Data in this exercise:
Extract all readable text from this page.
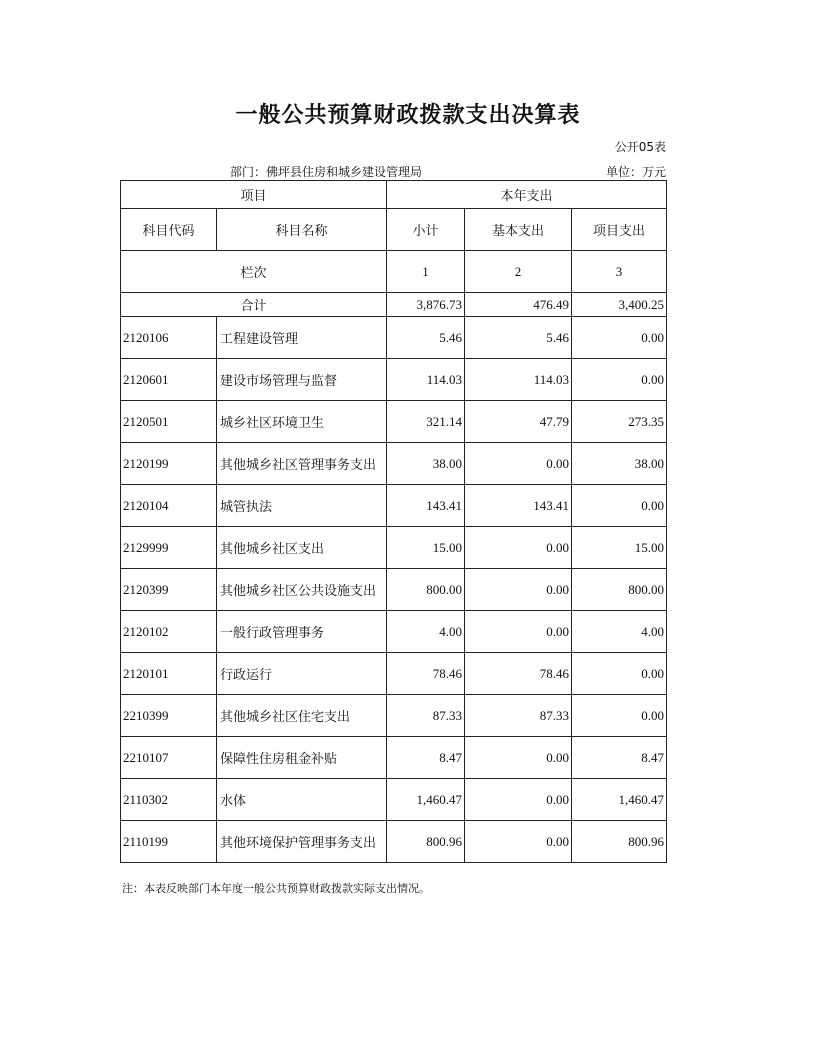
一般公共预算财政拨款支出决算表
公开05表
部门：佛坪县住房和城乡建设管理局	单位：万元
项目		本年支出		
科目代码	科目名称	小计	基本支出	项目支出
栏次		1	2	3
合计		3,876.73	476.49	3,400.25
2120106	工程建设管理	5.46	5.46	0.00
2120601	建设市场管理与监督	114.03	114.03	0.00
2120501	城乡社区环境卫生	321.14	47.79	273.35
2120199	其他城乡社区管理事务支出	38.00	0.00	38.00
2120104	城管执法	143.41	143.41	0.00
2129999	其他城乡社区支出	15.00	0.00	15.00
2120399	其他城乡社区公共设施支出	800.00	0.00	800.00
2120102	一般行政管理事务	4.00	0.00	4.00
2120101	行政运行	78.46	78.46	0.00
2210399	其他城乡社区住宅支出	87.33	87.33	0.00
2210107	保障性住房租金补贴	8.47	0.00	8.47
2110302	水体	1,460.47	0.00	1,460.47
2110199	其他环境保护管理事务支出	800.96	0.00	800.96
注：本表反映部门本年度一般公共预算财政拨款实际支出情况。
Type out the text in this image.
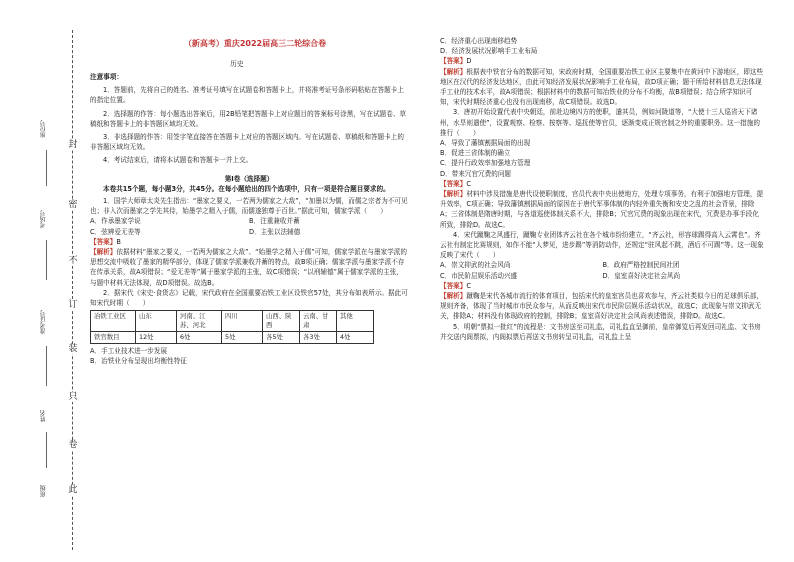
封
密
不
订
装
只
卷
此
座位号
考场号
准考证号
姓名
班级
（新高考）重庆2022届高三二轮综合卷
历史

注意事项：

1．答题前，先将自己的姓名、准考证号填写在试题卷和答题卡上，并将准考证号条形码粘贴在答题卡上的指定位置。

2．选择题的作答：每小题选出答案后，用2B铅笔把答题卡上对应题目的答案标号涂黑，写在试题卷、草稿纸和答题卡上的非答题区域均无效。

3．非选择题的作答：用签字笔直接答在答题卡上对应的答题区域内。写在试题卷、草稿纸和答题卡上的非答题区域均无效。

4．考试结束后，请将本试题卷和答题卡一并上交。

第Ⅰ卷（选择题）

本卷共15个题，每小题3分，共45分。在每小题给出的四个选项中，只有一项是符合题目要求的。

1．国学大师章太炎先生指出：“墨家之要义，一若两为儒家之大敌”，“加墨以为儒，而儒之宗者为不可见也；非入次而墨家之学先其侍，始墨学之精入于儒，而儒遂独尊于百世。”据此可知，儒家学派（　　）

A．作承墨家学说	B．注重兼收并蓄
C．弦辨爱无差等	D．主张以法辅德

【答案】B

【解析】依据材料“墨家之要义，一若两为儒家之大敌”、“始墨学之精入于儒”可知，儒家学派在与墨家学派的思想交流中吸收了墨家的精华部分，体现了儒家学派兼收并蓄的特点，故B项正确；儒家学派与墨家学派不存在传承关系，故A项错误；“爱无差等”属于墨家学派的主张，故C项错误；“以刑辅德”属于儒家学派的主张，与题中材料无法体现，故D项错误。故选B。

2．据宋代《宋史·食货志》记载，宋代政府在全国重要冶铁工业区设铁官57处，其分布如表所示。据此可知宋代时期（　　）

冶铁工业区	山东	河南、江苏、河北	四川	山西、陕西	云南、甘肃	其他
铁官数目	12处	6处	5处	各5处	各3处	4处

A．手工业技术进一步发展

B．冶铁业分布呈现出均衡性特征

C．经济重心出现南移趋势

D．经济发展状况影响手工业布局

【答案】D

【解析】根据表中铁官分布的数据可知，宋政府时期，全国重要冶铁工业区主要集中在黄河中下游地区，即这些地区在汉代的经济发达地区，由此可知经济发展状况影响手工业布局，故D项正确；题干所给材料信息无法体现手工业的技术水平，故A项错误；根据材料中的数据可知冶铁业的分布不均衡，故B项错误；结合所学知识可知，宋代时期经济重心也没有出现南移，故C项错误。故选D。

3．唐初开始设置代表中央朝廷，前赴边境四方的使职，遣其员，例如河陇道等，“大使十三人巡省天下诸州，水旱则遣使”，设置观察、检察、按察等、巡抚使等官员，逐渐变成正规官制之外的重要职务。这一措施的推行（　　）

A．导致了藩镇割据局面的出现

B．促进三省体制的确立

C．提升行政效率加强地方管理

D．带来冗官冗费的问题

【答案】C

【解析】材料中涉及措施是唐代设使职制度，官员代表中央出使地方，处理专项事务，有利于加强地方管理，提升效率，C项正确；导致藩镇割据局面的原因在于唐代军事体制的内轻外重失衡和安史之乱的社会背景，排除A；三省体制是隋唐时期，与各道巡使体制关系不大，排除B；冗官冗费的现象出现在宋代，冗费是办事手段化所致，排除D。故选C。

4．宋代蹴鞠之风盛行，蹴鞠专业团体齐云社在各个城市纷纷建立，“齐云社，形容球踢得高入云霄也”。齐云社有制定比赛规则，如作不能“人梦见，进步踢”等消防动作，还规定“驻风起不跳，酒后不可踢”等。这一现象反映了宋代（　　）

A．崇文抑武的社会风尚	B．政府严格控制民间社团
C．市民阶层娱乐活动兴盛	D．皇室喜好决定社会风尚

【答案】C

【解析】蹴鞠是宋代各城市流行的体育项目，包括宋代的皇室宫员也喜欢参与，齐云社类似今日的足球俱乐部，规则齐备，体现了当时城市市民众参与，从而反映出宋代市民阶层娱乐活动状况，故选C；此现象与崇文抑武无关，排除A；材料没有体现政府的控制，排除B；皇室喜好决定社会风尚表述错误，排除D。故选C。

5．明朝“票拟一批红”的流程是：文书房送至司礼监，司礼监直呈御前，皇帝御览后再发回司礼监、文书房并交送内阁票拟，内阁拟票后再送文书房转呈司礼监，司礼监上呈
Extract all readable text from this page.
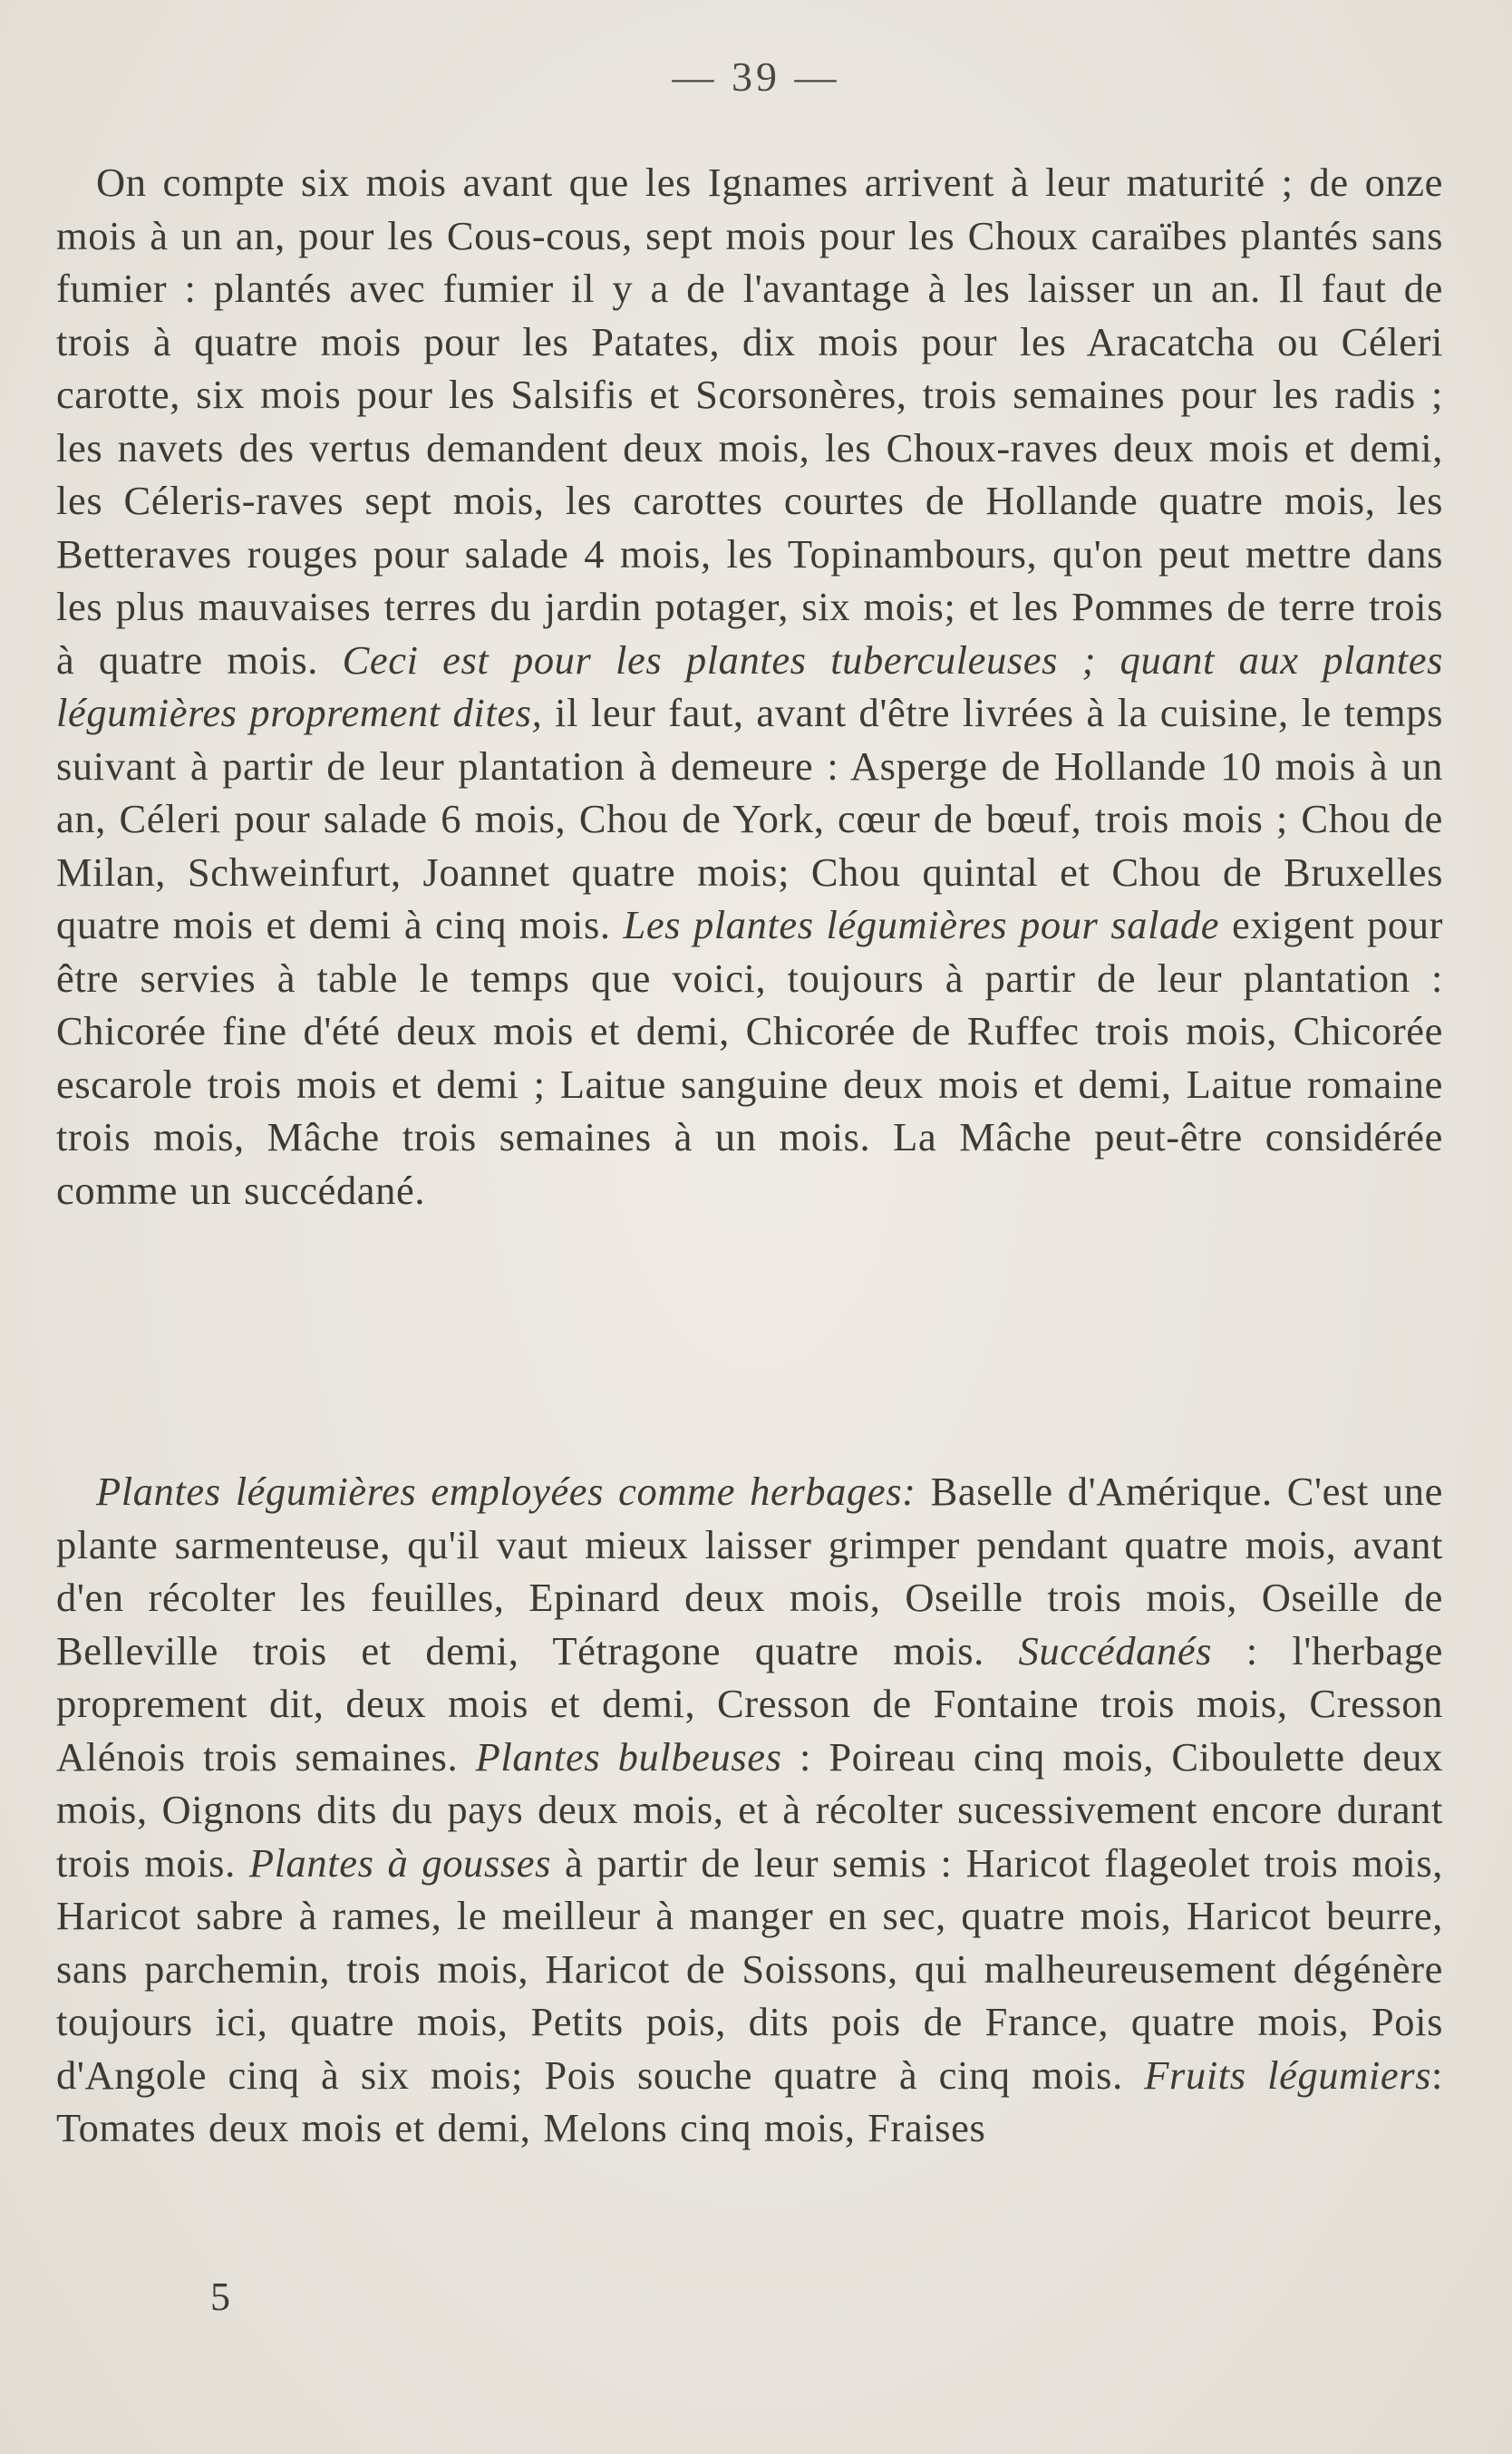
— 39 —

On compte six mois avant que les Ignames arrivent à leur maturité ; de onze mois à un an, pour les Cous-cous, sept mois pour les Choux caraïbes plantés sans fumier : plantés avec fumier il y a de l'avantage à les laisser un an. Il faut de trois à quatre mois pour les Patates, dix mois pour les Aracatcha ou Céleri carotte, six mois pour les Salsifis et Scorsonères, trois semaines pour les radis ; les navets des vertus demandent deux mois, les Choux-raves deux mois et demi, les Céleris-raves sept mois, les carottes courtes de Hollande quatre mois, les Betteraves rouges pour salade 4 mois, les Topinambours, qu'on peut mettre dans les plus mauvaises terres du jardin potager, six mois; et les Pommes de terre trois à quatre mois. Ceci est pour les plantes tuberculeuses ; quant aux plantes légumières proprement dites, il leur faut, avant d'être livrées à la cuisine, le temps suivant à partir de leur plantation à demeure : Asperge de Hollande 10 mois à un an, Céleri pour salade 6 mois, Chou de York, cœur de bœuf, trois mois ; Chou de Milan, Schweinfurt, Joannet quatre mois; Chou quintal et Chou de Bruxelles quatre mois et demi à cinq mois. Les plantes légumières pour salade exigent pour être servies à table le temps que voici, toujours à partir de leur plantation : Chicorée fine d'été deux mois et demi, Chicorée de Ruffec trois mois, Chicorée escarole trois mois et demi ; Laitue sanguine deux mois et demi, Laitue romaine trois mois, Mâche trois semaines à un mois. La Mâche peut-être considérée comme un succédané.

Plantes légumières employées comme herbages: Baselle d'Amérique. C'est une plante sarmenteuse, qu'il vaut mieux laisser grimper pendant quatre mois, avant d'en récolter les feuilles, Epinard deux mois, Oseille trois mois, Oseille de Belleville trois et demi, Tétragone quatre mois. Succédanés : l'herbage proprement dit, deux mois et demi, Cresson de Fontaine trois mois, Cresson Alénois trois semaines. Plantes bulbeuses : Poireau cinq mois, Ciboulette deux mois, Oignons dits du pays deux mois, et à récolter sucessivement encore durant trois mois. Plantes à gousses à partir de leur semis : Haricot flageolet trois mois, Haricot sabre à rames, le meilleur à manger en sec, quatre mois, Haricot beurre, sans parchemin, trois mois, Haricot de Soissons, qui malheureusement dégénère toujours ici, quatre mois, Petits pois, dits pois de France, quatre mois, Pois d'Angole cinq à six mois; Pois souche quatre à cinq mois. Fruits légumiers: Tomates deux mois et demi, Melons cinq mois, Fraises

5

Exercise goal:
In the data above, tally the lines holding "故A项错误" and answer with the figure only.

Completed exercise:
2